• [Provided entries]:

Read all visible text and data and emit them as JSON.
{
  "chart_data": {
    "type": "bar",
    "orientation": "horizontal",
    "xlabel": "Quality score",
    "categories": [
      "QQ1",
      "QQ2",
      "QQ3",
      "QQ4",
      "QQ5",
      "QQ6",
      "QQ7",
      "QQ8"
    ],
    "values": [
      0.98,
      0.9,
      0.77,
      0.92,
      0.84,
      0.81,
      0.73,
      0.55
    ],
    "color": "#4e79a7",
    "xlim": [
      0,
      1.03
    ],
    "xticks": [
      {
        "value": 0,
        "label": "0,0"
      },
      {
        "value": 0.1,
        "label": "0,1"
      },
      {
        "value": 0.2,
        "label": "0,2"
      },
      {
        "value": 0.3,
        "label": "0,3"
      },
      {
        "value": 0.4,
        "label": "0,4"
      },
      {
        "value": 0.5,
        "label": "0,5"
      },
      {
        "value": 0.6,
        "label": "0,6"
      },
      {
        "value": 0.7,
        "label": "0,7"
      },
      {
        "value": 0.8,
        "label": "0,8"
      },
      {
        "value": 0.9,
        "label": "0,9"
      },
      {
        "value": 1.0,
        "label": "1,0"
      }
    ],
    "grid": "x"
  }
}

• [Instructions to follow]:
Copy out all of the lines above exactly.

• [Result for this exercise]:
Read all visible text and data and emit them as JSON.
{
  "chart_data": {
    "type": "bar",
    "orientation": "horizontal",
    "xlabel": "Quality score",
    "categories": [
      "QQ1",
      "QQ2",
      "QQ3",
      "QQ4",
      "QQ5",
      "QQ6",
      "QQ7",
      "QQ8"
    ],
    "values": [
      0.98,
      0.9,
      0.77,
      0.92,
      0.84,
      0.81,
      0.73,
      0.55
    ],
    "color": "#4e79a7",
    "xlim": [
      0,
      1.03
    ],
    "xticks": [
      {
        "value": 0,
        "label": "0,0"
      },
      {
        "value": 0.1,
        "label": "0,1"
      },
      {
        "value": 0.2,
        "label": "0,2"
      },
      {
        "value": 0.3,
        "label": "0,3"
      },
      {
        "value": 0.4,
        "label": "0,4"
      },
      {
        "value": 0.5,
        "label": "0,5"
      },
      {
        "value": 0.6,
        "label": "0,6"
      },
      {
        "value": 0.7,
        "label": "0,7"
      },
      {
        "value": 0.8,
        "label": "0,8"
      },
      {
        "value": 0.9,
        "label": "0,9"
      },
      {
        "value": 1.0,
        "label": "1,0"
      }
    ],
    "grid": "x"
  }
}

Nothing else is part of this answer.